Problem details - Across the listing below, how many lines hold "true"? Reply with the number by itself.

Stored rows -

+ + + + +

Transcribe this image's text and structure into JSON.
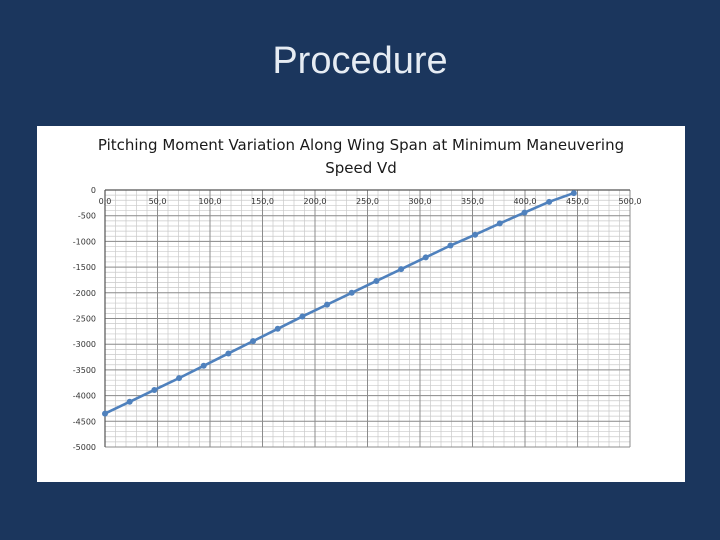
{
  "slide": {
    "title": "Procedure"
  },
  "chart_data": {
    "type": "line",
    "title": "Pitching Moment Variation Along Wing Span at Minimum Maneuvering Speed Vd",
    "xlabel": "",
    "ylabel": "",
    "x_ticks": [
      "0,0",
      "50,0",
      "100,0",
      "150,0",
      "200,0",
      "250,0",
      "300,0",
      "350,0",
      "400,0",
      "450,0",
      "500,0"
    ],
    "y_ticks": [
      "0",
      "-500",
      "-1000",
      "-1500",
      "-2000",
      "-2500",
      "-3000",
      "-3500",
      "-4000",
      "-4500",
      "-5000"
    ],
    "xlim": [
      0,
      500
    ],
    "ylim": [
      -5000,
      0
    ],
    "grid": true,
    "legend": "none",
    "series_color": "#4f81bd",
    "series": [
      {
        "x": [
          0,
          23.5,
          47,
          70.5,
          94,
          117.5,
          141,
          164.5,
          188,
          211.5,
          235,
          258.5,
          282,
          305.5,
          329,
          352.5,
          376,
          399.5,
          423,
          446.5
        ],
        "y": [
          -4350,
          -4120,
          -3890,
          -3660,
          -3420,
          -3180,
          -2940,
          -2700,
          -2460,
          -2230,
          -2000,
          -1770,
          -1540,
          -1310,
          -1080,
          -870,
          -650,
          -440,
          -230,
          -60
        ]
      }
    ]
  }
}
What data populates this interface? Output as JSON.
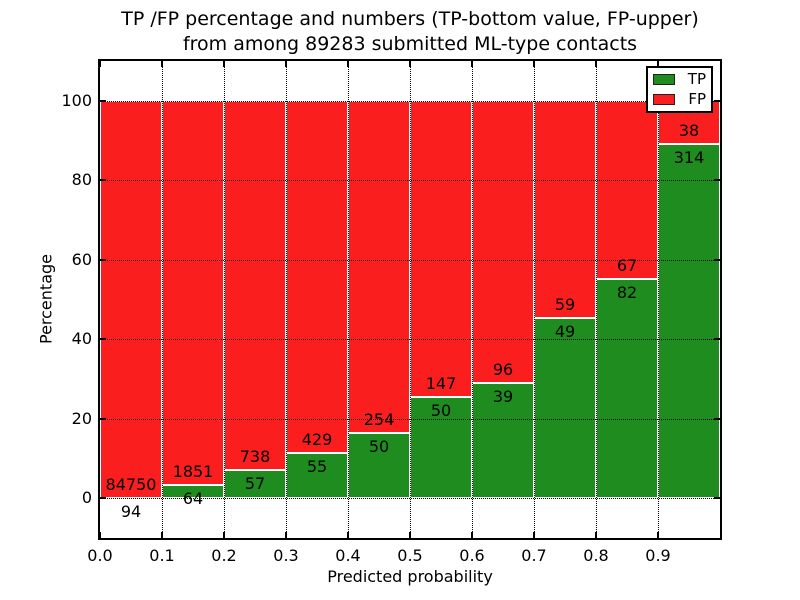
{
  "chart": {
    "title_line1": "TP /FP percentage and numbers (TP-bottom value, FP-upper)",
    "title_line2": "from among 89283 submitted ML-type contacts",
    "xlabel": "Predicted probability",
    "ylabel": "Percentage"
  },
  "chart_data": {
    "type": "bar",
    "stacked": true,
    "normalized": "each bin scaled to 100%, bar labels show raw counts (TP bottom, FP upper)",
    "title": "TP /FP percentage and numbers (TP-bottom value, FP-upper) from among 89283 submitted ML-type contacts",
    "xlabel": "Predicted probability",
    "ylabel": "Percentage",
    "total_contacts": 89283,
    "bin_width": 0.1,
    "bin_starts": [
      0.0,
      0.1,
      0.2,
      0.3,
      0.4,
      0.5,
      0.6,
      0.7,
      0.8,
      0.9
    ],
    "series": [
      {
        "name": "TP",
        "color": "#1e8c1e",
        "counts": [
          94,
          64,
          57,
          55,
          50,
          50,
          39,
          49,
          82,
          314
        ]
      },
      {
        "name": "FP",
        "color": "#fa1e1e",
        "counts": [
          84750,
          1851,
          738,
          429,
          254,
          147,
          96,
          59,
          67,
          38
        ]
      }
    ],
    "tp_percent_by_bin": [
      0.11,
      3.34,
      7.17,
      11.36,
      16.45,
      25.38,
      28.89,
      45.37,
      55.03,
      89.2
    ],
    "xticks": [
      0.0,
      0.1,
      0.2,
      0.3,
      0.4,
      0.5,
      0.6,
      0.7,
      0.8,
      0.9
    ],
    "xtick_labels": [
      "0.0",
      "0.1",
      "0.2",
      "0.3",
      "0.4",
      "0.5",
      "0.6",
      "0.7",
      "0.8",
      "0.9"
    ],
    "yticks": [
      0,
      20,
      40,
      60,
      80,
      100
    ],
    "ytick_labels": [
      "0",
      "20",
      "40",
      "60",
      "80",
      "100"
    ],
    "xlim": [
      0.0,
      1.0
    ],
    "ylim": [
      -10,
      110
    ],
    "grid": {
      "visible": true,
      "style": "dotted",
      "color": "#000000",
      "above_bars": true
    },
    "bar_edge_color": "#ffffff",
    "label_color": "#000000",
    "legend": {
      "position": "upper right",
      "entries": [
        "TP",
        "FP"
      ]
    }
  }
}
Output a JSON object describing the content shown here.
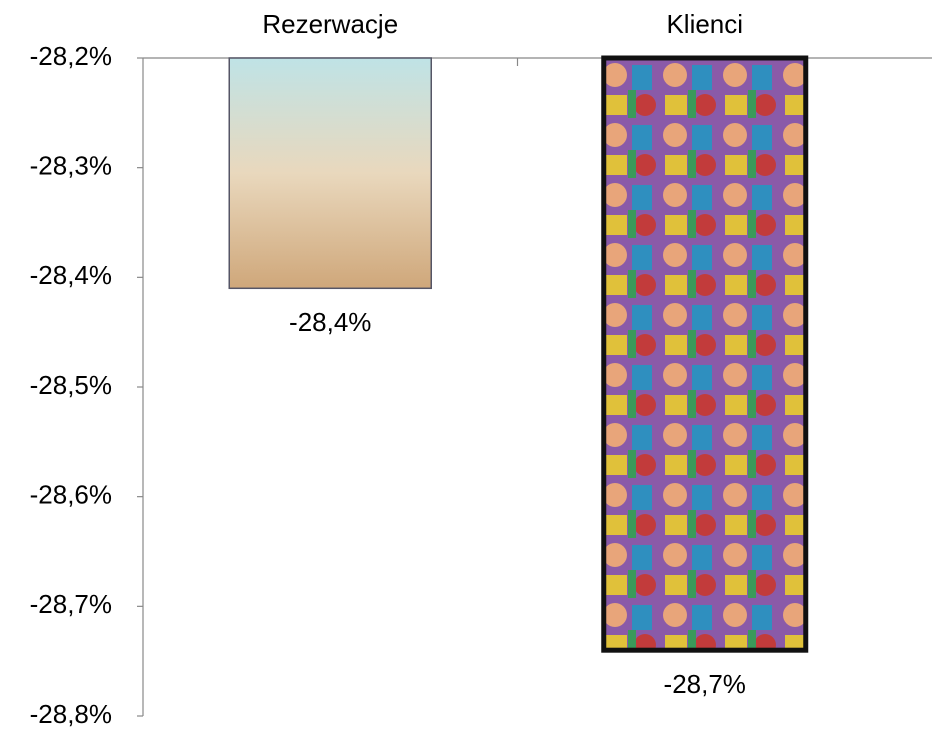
{
  "chart_data": {
    "type": "bar",
    "categories": [
      "Rezerwacje",
      "Klienci"
    ],
    "values": [
      -28.41,
      -28.74
    ],
    "value_labels": [
      "-28,4%",
      "-28,7%"
    ],
    "colors": [
      "#d9cdb4",
      "#8a5aa8"
    ],
    "ylim": [
      -28.8,
      -28.2
    ],
    "yticks": [
      {
        "value": -28.2,
        "label": "-28,2%"
      },
      {
        "value": -28.3,
        "label": "-28,3%"
      },
      {
        "value": -28.4,
        "label": "-28,4%"
      },
      {
        "value": -28.5,
        "label": "-28,5%"
      },
      {
        "value": -28.6,
        "label": "-28,6%"
      },
      {
        "value": -28.7,
        "label": "-28,7%"
      },
      {
        "value": -28.8,
        "label": "-28,8%"
      }
    ]
  }
}
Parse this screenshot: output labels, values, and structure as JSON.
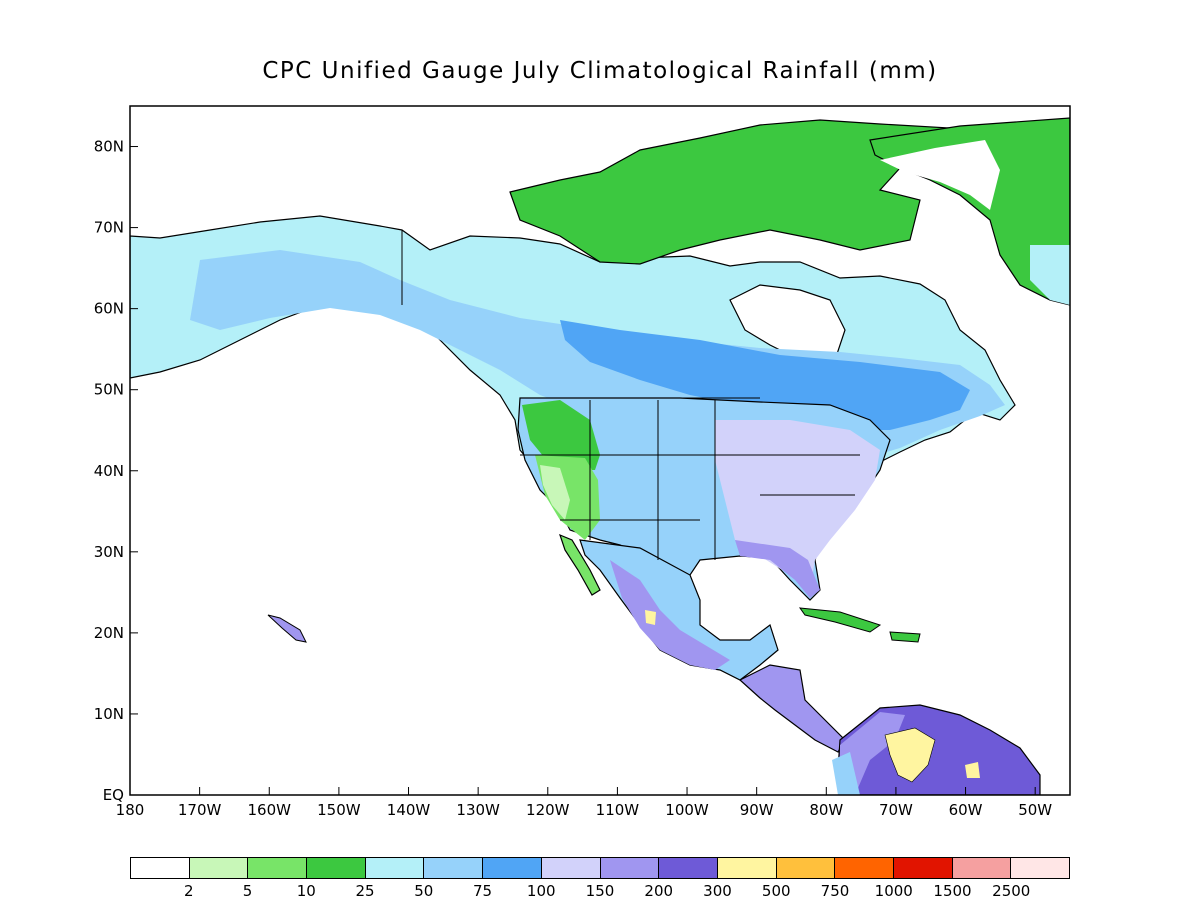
{
  "title": "CPC Unified Gauge July Climatological Rainfall (mm)",
  "map": {
    "region": "North America",
    "projection": "cylindrical equidistant",
    "lon_range": [
      180,
      -45
    ],
    "lat_range": [
      0,
      85
    ],
    "ocean_color": "#ffffff",
    "border_color": "#000000"
  },
  "axes": {
    "y_ticks": [
      {
        "value": 80,
        "label": "80N"
      },
      {
        "value": 70,
        "label": "70N"
      },
      {
        "value": 60,
        "label": "60N"
      },
      {
        "value": 50,
        "label": "50N"
      },
      {
        "value": 40,
        "label": "40N"
      },
      {
        "value": 30,
        "label": "30N"
      },
      {
        "value": 20,
        "label": "20N"
      },
      {
        "value": 10,
        "label": "10N"
      },
      {
        "value": 0,
        "label": "EQ"
      }
    ],
    "x_ticks": [
      {
        "value": 180,
        "label": "180"
      },
      {
        "value": -170,
        "label": "170W"
      },
      {
        "value": -160,
        "label": "160W"
      },
      {
        "value": -150,
        "label": "150W"
      },
      {
        "value": -140,
        "label": "140W"
      },
      {
        "value": -130,
        "label": "130W"
      },
      {
        "value": -120,
        "label": "120W"
      },
      {
        "value": -110,
        "label": "110W"
      },
      {
        "value": -100,
        "label": "100W"
      },
      {
        "value": -90,
        "label": "90W"
      },
      {
        "value": -80,
        "label": "80W"
      },
      {
        "value": -70,
        "label": "70W"
      },
      {
        "value": -60,
        "label": "60W"
      },
      {
        "value": -50,
        "label": "50W"
      }
    ]
  },
  "legend": {
    "colors": [
      "#ffffff",
      "#c8f7b8",
      "#78e468",
      "#3cc840",
      "#b4f0f8",
      "#96d2fa",
      "#50a5f5",
      "#d2d2fa",
      "#a096f0",
      "#6e5ad7",
      "#fff5a0",
      "#ffc03c",
      "#ff6400",
      "#e11400",
      "#f5a0a0",
      "#ffe6e6"
    ],
    "labels": [
      "2",
      "5",
      "10",
      "25",
      "50",
      "75",
      "100",
      "150",
      "200",
      "300",
      "500",
      "750",
      "1000",
      "1500",
      "2500"
    ]
  }
}
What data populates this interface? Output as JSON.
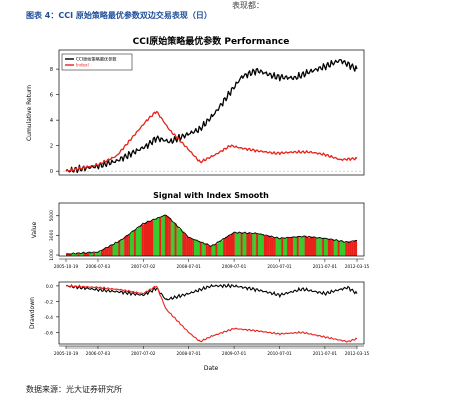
{
  "header": {
    "cut_text": "表现都：",
    "figure_title": "图表 4：CCI 原始策略最优参数双边交易表现（日）"
  },
  "footer": {
    "source": "数据来源：光大证券研究所"
  },
  "chart_data": [
    {
      "type": "line",
      "title": "CCI原始策略最优参数 Performance",
      "ylabel": "Cumulative Return",
      "ylim": [
        -0.3,
        9.5
      ],
      "yticks": [
        "0",
        "2",
        "4",
        "6",
        "8"
      ],
      "legend": {
        "placement": "top-left",
        "entries": [
          "CCI原始策略最优参数",
          "IndexI"
        ]
      },
      "series": [
        {
          "name": "CCI原始策略最优参数",
          "color": "#000000",
          "x": [
            "2005-10-19",
            "2006-07-03",
            "2006-12-01",
            "2007-04-01",
            "2007-08-01",
            "2007-10-16",
            "2008-02-01",
            "2008-06-01",
            "2008-10-01",
            "2009-02-01",
            "2009-06-01",
            "2009-09-01",
            "2010-01-01",
            "2010-06-01",
            "2010-11-01",
            "2011-03-01",
            "2011-07-01",
            "2011-11-01",
            "2012-03-15"
          ],
          "values": [
            0.0,
            0.4,
            0.8,
            1.4,
            2.0,
            2.6,
            2.3,
            2.8,
            3.3,
            4.6,
            6.2,
            7.4,
            7.9,
            7.4,
            7.3,
            7.8,
            8.2,
            8.7,
            8.0
          ]
        },
        {
          "name": "IndexI",
          "color": "#e8221b",
          "x": [
            "2005-10-19",
            "2006-07-03",
            "2006-12-01",
            "2007-04-01",
            "2007-08-01",
            "2007-10-16",
            "2008-02-01",
            "2008-06-01",
            "2008-10-01",
            "2009-02-01",
            "2009-06-01",
            "2009-09-01",
            "2010-01-01",
            "2010-06-01",
            "2010-11-01",
            "2011-03-01",
            "2011-07-01",
            "2011-11-01",
            "2012-03-15"
          ],
          "values": [
            0.0,
            0.5,
            1.2,
            2.6,
            4.0,
            4.7,
            3.2,
            2.0,
            0.7,
            1.3,
            2.0,
            1.8,
            1.6,
            1.4,
            1.5,
            1.5,
            1.3,
            0.9,
            1.0
          ]
        }
      ]
    },
    {
      "type": "bar",
      "title": "Signal with Index Smooth",
      "ylabel": "Value",
      "ylim": [
        900,
        6300
      ],
      "yticks": [
        "1000",
        "3000",
        "5000"
      ],
      "x": [
        "2005-10-19",
        "2006-07-03",
        "2007-01-02",
        "2007-07-02",
        "2008-01-01",
        "2008-07-01",
        "2009-01-01",
        "2009-07-01",
        "2010-01-01",
        "2010-07-01",
        "2011-01-01",
        "2011-07-01",
        "2012-01-01",
        "2012-03-15"
      ],
      "series": [
        {
          "name": "Index",
          "color": "#000000",
          "values": [
            1100,
            1300,
            2500,
            4200,
            5100,
            2800,
            1900,
            3300,
            3200,
            2700,
            2900,
            2700,
            2300,
            2500
          ]
        }
      ],
      "signal_colors": [
        "#e8221b",
        "#38c92c"
      ]
    },
    {
      "type": "line",
      "title": "",
      "xlabel": "Date",
      "ylabel": "Drawdown",
      "ylim": [
        -0.75,
        0.05
      ],
      "yticks": [
        "-0.6",
        "-0.4",
        "-0.2",
        "0.0"
      ],
      "x_ticks": [
        "2005-10-19",
        "2006-07-03",
        "2007-07-02",
        "2008-07-01",
        "2009-07-01",
        "2010-07-01",
        "2011-07-01",
        "2012-03-15"
      ],
      "series": [
        {
          "color": "#000000",
          "x": [
            "2005-10-19",
            "2006-07-03",
            "2007-01-02",
            "2007-07-02",
            "2007-10-16",
            "2008-01-01",
            "2008-07-01",
            "2008-10-01",
            "2009-01-01",
            "2009-07-01",
            "2010-01-01",
            "2010-07-01",
            "2011-01-01",
            "2011-07-01",
            "2012-01-01",
            "2012-03-15"
          ],
          "values": [
            0.0,
            -0.05,
            -0.08,
            -0.12,
            -0.03,
            -0.18,
            -0.1,
            -0.05,
            0.0,
            0.0,
            -0.05,
            -0.12,
            -0.04,
            -0.1,
            -0.02,
            -0.1
          ]
        },
        {
          "color": "#e8221b",
          "x": [
            "2005-10-19",
            "2006-07-03",
            "2007-01-02",
            "2007-07-02",
            "2007-10-16",
            "2008-01-01",
            "2008-07-01",
            "2008-10-01",
            "2009-01-01",
            "2009-07-01",
            "2010-01-01",
            "2010-07-01",
            "2011-01-01",
            "2011-07-01",
            "2012-01-01",
            "2012-03-15"
          ],
          "values": [
            0.0,
            -0.02,
            -0.05,
            -0.1,
            0.0,
            -0.3,
            -0.6,
            -0.72,
            -0.65,
            -0.55,
            -0.58,
            -0.62,
            -0.6,
            -0.66,
            -0.72,
            -0.68
          ]
        }
      ]
    }
  ]
}
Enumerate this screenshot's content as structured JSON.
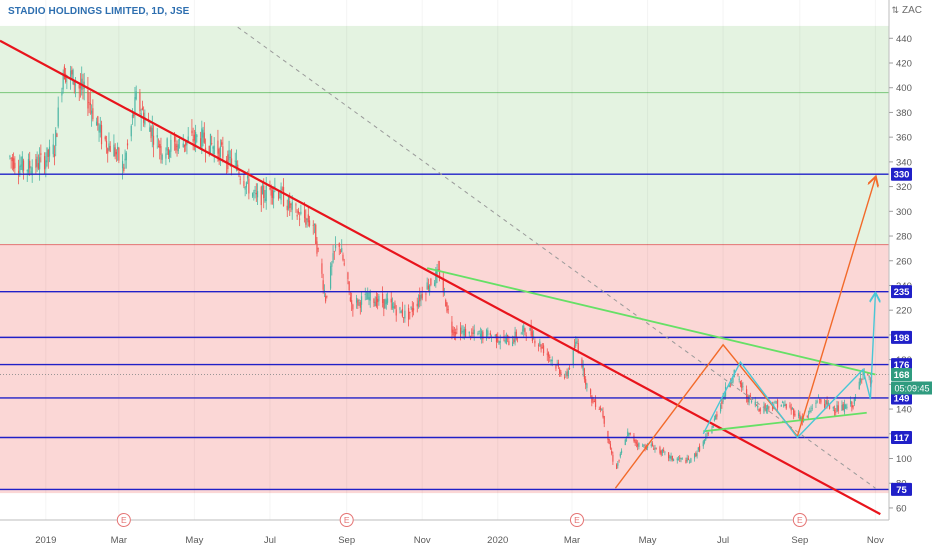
{
  "header": {
    "title": "STADIO HOLDINGS LIMITED, 1D, JSE",
    "currency": "ZAC",
    "currency_icon": "swap-icon"
  },
  "countdown": "05:09:45",
  "colors": {
    "background_green": "#e4f3e1",
    "background_red": "#fbd7d6",
    "candle_up": "#4db6a5",
    "candle_down": "#f05350",
    "support_line": "#2020c8",
    "down_trendline": "#e8141c",
    "triangle_line": "#66e066",
    "projection_orange": "#f26a2a",
    "projection_cyan": "#49c7d6",
    "dashed_line": "#9a9a9a",
    "price_label": "#2f9b7f",
    "countdown_label": "#2f9b7f"
  },
  "chart_data": {
    "type": "candlestick",
    "ylim": [
      50,
      450
    ],
    "y_ticks": [
      60,
      80,
      100,
      120,
      140,
      160,
      180,
      200,
      220,
      240,
      260,
      280,
      300,
      320,
      340,
      360,
      380,
      400,
      420,
      440
    ],
    "x_ticks": [
      "2019",
      "Mar",
      "May",
      "Jul",
      "Sep",
      "Nov",
      "2020",
      "Mar",
      "May",
      "Jul",
      "Sep",
      "Nov"
    ],
    "earnings_markers": [
      "E",
      "E",
      "E",
      "E"
    ],
    "zones": [
      {
        "name": "green-zone",
        "from": 273,
        "to": 450
      },
      {
        "name": "red-zone",
        "from": 72,
        "to": 273
      }
    ],
    "horizontal_levels": [
      330,
      235,
      198,
      176,
      149,
      117,
      75
    ],
    "current_price": 168,
    "price_series": [
      [
        "2018-12-01",
        345
      ],
      [
        "2018-12-15",
        335
      ],
      [
        "2018-12-29",
        340
      ],
      [
        "2019-01-08",
        350
      ],
      [
        "2019-01-15",
        415
      ],
      [
        "2019-01-25",
        405
      ],
      [
        "2019-02-05",
        390
      ],
      [
        "2019-02-15",
        360
      ],
      [
        "2019-02-25",
        350
      ],
      [
        "2019-03-05",
        335
      ],
      [
        "2019-03-15",
        390
      ],
      [
        "2019-03-25",
        370
      ],
      [
        "2019-04-05",
        350
      ],
      [
        "2019-04-20",
        355
      ],
      [
        "2019-05-05",
        360
      ],
      [
        "2019-05-20",
        350
      ],
      [
        "2019-06-05",
        335
      ],
      [
        "2019-06-20",
        310
      ],
      [
        "2019-07-05",
        320
      ],
      [
        "2019-07-20",
        300
      ],
      [
        "2019-08-05",
        290
      ],
      [
        "2019-08-15",
        230
      ],
      [
        "2019-08-25",
        280
      ],
      [
        "2019-09-05",
        225
      ],
      [
        "2019-09-20",
        230
      ],
      [
        "2019-10-05",
        225
      ],
      [
        "2019-10-20",
        215
      ],
      [
        "2019-11-05",
        240
      ],
      [
        "2019-11-15",
        250
      ],
      [
        "2019-11-25",
        205
      ],
      [
        "2019-12-10",
        200
      ],
      [
        "2019-12-25",
        200
      ],
      [
        "2020-01-10",
        195
      ],
      [
        "2020-01-25",
        205
      ],
      [
        "2020-02-10",
        185
      ],
      [
        "2020-02-25",
        165
      ],
      [
        "2020-03-05",
        195
      ],
      [
        "2020-03-15",
        150
      ],
      [
        "2020-03-25",
        140
      ],
      [
        "2020-04-05",
        90
      ],
      [
        "2020-04-15",
        120
      ],
      [
        "2020-04-25",
        110
      ],
      [
        "2020-05-05",
        110
      ],
      [
        "2020-05-20",
        100
      ],
      [
        "2020-06-05",
        98
      ],
      [
        "2020-06-20",
        120
      ],
      [
        "2020-07-01",
        150
      ],
      [
        "2020-07-10",
        170
      ],
      [
        "2020-07-20",
        150
      ],
      [
        "2020-08-01",
        140
      ],
      [
        "2020-08-15",
        145
      ],
      [
        "2020-08-25",
        140
      ],
      [
        "2020-09-05",
        130
      ],
      [
        "2020-09-15",
        148
      ],
      [
        "2020-09-25",
        142
      ],
      [
        "2020-10-05",
        140
      ],
      [
        "2020-10-15",
        145
      ],
      [
        "2020-10-22",
        172
      ],
      [
        "2020-10-29",
        160
      ]
    ],
    "trendlines": [
      {
        "name": "main-downtrend",
        "from": [
          "2018-11-25",
          438
        ],
        "to": [
          "2020-11-05",
          55
        ]
      },
      {
        "name": "dashed-diagonal",
        "from": [
          "2019-06-05",
          449
        ],
        "to": [
          "2020-11-01",
          76
        ]
      },
      {
        "name": "triangle-upper",
        "from": [
          "2019-11-05",
          254
        ],
        "to": [
          "2020-11-01",
          168
        ]
      },
      {
        "name": "triangle-lower",
        "from": [
          "2020-06-15",
          122
        ],
        "to": [
          "2020-10-25",
          137
        ]
      }
    ],
    "projection_paths": [
      {
        "name": "orange-projection",
        "points": [
          [
            "2020-04-05",
            76
          ],
          [
            "2020-07-01",
            192
          ],
          [
            "2020-08-30",
            118
          ],
          [
            "2020-11-01",
            327
          ]
        ]
      },
      {
        "name": "cyan-projection",
        "points": [
          [
            "2020-06-15",
            120
          ],
          [
            "2020-07-15",
            178
          ],
          [
            "2020-08-30",
            117
          ],
          [
            "2020-10-22",
            172
          ],
          [
            "2020-10-28",
            148
          ],
          [
            "2020-11-01",
            233
          ]
        ]
      }
    ]
  }
}
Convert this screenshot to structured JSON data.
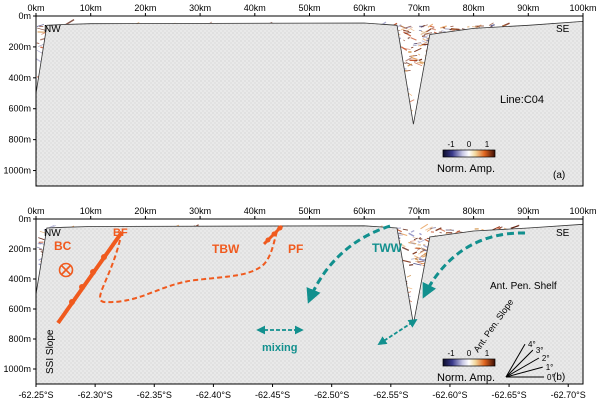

+ + + + +

Answer below - 4